**Data excerpts**:
•••••

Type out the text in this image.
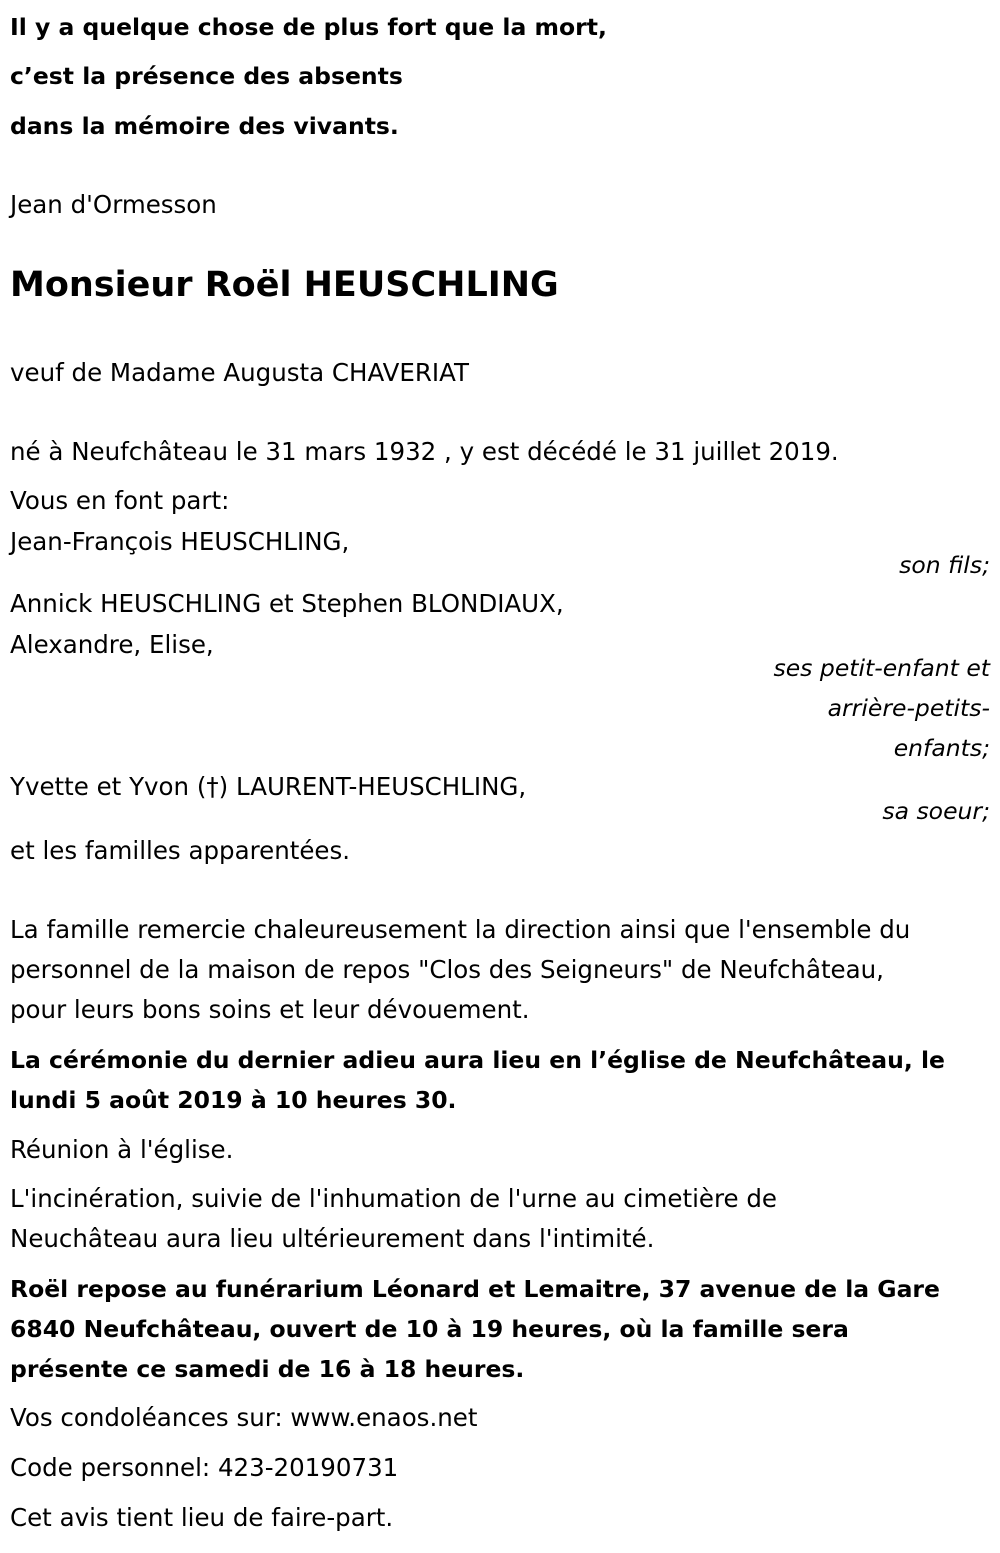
Il y a quelque chose de plus fort que la mort,

c’est la présence des absents

dans la mémoire des vivants.

Jean d'Ormesson

Monsieur Roël HEUSCHLING

veuf de Madame Augusta CHAVERIAT

né à Neufchâteau le 31 mars 1932 , y est décédé le 31 juillet 2019.

Vous en font part:

Jean-François HEUSCHLING,

son fils;

Annick HEUSCHLING et Stephen BLONDIAUX,

Alexandre, Elise,

ses petit-enfant et

arrière-petits-

enfants;

Yvette et Yvon (†) LAURENT-HEUSCHLING,

sa soeur;

et les familles apparentées.

La famille remercie chaleureusement la direction ainsi que l'ensemble du

personnel de la maison de repos "Clos des Seigneurs" de Neufchâteau,

pour leurs bons soins et leur dévouement.

La cérémonie du dernier adieu aura lieu en l’église de Neufchâteau, le

lundi 5 août 2019 à 10 heures 30.

Réunion à l'église.

L'incinération, suivie de l'inhumation de l'urne au cimetière de

Neuchâteau aura lieu ultérieurement dans l'intimité.

Roël repose au funérarium Léonard et Lemaitre, 37 avenue de la Gare

6840 Neufchâteau, ouvert de 10 à 19 heures, où la famille sera

présente ce samedi de 16 à 18 heures.

Vos condoléances sur: www.enaos.net

Code personnel: 423-20190731

Cet avis tient lieu de faire-part.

•••••

**What is asked**:
Send back the data above word for word, with the pictures left out.

**Result of this task**:
Type out the text in this image.
Il y a quelque chose de plus fort que la mort,

c’est la présence des absents

dans la mémoire des vivants.

Jean d'Ormesson

Monsieur Roël HEUSCHLING

veuf de Madame Augusta CHAVERIAT

né à Neufchâteau le 31 mars 1932 , y est décédé le 31 juillet 2019.

Vous en font part:

Jean-François HEUSCHLING,

son fils;

Annick HEUSCHLING et Stephen BLONDIAUX,

Alexandre, Elise,

ses petit-enfant et

arrière-petits-

enfants;

Yvette et Yvon (†) LAURENT-HEUSCHLING,

sa soeur;

et les familles apparentées.

La famille remercie chaleureusement la direction ainsi que l'ensemble du

personnel de la maison de repos "Clos des Seigneurs" de Neufchâteau,

pour leurs bons soins et leur dévouement.

La cérémonie du dernier adieu aura lieu en l’église de Neufchâteau, le

lundi 5 août 2019 à 10 heures 30.

Réunion à l'église.

L'incinération, suivie de l'inhumation de l'urne au cimetière de

Neuchâteau aura lieu ultérieurement dans l'intimité.

Roël repose au funérarium Léonard et Lemaitre, 37 avenue de la Gare

6840 Neufchâteau, ouvert de 10 à 19 heures, où la famille sera

présente ce samedi de 16 à 18 heures.

Vos condoléances sur: www.enaos.net

Code personnel: 423-20190731

Cet avis tient lieu de faire-part.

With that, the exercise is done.